Exercise brief
The expected response is a copy of every line in the entries below that includes the word "bacon".

[[ Extracted records, beginning ]]

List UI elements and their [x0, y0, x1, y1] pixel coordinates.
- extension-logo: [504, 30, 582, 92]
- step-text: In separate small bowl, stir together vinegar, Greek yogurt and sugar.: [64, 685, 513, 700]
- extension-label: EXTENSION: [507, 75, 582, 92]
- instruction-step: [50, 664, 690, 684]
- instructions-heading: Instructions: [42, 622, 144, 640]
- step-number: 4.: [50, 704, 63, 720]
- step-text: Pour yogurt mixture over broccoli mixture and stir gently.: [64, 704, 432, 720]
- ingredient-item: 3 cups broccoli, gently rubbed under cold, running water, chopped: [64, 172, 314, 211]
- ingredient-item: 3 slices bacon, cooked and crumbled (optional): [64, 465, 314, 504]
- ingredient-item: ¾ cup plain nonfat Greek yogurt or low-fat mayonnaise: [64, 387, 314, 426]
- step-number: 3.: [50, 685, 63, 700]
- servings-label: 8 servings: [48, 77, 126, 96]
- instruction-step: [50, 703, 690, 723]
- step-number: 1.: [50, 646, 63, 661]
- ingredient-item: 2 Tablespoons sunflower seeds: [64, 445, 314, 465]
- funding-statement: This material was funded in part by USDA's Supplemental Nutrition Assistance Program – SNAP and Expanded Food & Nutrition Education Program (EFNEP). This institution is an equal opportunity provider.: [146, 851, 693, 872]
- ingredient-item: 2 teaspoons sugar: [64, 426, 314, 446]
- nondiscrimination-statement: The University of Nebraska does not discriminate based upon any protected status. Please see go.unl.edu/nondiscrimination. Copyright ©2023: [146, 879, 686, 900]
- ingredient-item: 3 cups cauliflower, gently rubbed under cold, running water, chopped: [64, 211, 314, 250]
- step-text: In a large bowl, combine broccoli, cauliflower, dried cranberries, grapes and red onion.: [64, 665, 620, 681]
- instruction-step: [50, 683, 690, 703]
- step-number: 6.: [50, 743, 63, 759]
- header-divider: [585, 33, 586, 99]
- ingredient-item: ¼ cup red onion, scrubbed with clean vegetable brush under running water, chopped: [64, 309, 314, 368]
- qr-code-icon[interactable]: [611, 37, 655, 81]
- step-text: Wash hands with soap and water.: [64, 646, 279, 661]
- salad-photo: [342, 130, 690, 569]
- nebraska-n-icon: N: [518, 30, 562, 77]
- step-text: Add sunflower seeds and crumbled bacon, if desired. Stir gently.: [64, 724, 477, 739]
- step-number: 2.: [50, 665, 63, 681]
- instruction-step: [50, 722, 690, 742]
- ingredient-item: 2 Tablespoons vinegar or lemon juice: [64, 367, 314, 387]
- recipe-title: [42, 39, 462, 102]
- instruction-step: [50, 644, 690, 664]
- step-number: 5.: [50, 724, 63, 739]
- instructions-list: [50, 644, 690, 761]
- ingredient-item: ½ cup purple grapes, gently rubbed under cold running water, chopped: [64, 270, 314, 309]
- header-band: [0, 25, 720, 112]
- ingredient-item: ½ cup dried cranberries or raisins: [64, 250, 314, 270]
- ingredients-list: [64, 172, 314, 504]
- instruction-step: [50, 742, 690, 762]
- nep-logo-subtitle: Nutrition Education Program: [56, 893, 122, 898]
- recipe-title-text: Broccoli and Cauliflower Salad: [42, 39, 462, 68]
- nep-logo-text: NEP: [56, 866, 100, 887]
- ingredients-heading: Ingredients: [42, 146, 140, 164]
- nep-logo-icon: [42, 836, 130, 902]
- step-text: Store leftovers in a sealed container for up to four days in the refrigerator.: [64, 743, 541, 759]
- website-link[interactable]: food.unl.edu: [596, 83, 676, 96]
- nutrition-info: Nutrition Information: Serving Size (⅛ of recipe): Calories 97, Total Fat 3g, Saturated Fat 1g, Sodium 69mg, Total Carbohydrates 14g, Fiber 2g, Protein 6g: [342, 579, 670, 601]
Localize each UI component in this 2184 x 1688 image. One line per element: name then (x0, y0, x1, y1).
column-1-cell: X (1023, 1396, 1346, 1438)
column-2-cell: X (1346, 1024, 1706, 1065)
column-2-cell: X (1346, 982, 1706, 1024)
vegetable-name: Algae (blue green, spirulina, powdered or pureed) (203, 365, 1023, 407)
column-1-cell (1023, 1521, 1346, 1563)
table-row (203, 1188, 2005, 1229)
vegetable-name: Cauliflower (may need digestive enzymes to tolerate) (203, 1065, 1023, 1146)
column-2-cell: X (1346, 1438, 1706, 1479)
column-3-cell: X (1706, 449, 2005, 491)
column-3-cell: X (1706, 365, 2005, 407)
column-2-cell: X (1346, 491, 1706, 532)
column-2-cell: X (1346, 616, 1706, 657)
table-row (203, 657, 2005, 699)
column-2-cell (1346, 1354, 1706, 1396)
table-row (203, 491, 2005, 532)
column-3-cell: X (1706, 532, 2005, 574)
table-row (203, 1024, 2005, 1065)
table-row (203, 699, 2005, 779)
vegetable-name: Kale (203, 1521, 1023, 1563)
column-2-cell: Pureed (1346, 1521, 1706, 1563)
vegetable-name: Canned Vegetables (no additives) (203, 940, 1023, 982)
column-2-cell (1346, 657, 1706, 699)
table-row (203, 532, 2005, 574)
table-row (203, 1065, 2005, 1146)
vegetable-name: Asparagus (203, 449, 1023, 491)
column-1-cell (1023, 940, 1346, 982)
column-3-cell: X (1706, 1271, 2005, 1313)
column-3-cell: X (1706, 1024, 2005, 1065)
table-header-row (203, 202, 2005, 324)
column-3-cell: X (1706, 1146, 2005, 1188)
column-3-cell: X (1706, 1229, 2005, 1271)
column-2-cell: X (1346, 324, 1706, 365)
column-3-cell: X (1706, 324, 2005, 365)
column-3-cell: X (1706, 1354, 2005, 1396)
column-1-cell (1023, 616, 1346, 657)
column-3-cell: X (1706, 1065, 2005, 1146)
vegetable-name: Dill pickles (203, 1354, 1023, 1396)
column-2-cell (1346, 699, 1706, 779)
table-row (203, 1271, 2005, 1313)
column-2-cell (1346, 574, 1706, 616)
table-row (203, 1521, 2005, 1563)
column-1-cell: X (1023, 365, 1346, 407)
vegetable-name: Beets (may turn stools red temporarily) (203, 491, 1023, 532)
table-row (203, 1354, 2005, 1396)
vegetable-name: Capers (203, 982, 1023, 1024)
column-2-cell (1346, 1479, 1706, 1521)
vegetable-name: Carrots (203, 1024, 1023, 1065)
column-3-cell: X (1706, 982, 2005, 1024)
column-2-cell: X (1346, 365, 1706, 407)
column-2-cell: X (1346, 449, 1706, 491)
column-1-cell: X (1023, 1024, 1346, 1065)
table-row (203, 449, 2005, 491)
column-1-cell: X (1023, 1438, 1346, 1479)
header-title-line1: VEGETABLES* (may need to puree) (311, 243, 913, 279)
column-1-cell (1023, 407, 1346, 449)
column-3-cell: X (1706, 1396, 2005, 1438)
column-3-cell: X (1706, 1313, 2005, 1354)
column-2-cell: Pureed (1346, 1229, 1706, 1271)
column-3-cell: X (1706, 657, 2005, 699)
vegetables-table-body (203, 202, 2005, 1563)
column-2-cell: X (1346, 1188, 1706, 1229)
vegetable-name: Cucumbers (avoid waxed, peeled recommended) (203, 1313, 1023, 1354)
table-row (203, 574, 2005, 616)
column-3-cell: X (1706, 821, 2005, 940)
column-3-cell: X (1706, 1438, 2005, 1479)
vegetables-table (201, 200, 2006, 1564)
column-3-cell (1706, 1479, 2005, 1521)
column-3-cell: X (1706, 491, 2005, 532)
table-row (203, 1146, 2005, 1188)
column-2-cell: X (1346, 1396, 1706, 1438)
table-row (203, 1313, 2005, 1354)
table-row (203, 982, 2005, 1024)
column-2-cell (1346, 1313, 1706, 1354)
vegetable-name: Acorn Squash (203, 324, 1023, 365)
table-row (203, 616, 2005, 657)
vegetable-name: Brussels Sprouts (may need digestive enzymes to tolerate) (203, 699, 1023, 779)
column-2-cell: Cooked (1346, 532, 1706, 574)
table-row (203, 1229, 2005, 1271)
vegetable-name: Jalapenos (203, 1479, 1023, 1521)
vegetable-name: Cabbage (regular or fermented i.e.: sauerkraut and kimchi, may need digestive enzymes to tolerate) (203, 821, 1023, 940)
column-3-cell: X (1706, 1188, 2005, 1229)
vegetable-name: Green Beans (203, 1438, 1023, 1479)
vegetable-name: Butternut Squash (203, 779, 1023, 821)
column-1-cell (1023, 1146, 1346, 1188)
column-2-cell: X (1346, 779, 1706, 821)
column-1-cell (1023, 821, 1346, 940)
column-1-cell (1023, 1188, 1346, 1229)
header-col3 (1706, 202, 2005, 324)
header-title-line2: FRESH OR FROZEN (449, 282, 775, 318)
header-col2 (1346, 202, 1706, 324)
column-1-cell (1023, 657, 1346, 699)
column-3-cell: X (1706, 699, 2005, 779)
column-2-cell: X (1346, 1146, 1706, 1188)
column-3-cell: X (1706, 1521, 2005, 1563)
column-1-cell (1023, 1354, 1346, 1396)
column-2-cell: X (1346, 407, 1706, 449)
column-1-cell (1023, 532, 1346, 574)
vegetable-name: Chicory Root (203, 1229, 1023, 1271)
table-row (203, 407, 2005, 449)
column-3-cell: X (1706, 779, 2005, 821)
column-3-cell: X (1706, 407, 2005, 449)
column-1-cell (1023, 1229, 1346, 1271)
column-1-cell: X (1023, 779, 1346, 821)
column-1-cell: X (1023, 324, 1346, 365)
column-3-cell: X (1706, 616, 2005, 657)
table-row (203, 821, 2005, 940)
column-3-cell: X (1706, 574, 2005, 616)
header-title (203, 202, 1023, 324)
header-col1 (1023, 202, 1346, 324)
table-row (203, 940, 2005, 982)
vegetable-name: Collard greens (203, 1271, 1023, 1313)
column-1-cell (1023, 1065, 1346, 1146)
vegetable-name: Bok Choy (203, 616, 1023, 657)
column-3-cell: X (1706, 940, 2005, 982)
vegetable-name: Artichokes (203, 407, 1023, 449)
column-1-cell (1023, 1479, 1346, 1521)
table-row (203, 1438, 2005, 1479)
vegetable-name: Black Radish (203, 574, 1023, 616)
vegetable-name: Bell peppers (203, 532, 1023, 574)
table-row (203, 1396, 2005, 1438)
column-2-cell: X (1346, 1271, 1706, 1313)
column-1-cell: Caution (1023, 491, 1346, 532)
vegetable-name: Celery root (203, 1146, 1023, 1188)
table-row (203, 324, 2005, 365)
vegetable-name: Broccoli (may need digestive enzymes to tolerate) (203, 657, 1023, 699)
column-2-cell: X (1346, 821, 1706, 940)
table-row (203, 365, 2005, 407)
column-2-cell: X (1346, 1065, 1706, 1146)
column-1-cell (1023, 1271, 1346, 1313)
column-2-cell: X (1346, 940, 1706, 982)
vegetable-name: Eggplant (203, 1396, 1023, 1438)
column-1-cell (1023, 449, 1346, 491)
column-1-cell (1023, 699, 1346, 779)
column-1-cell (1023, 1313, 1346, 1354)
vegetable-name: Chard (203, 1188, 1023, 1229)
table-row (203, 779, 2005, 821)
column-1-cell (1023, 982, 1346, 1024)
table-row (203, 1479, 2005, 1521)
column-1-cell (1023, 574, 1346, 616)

[[ Extracted records, end ]]

Exercise solution
- ingredient-item: 3 slices bacon, cooked and crumbled (optional): [64, 465, 314, 504]
- step-text: Add sunflower seeds and crumbled bacon, if desired. Stir gently.: [64, 724, 477, 739]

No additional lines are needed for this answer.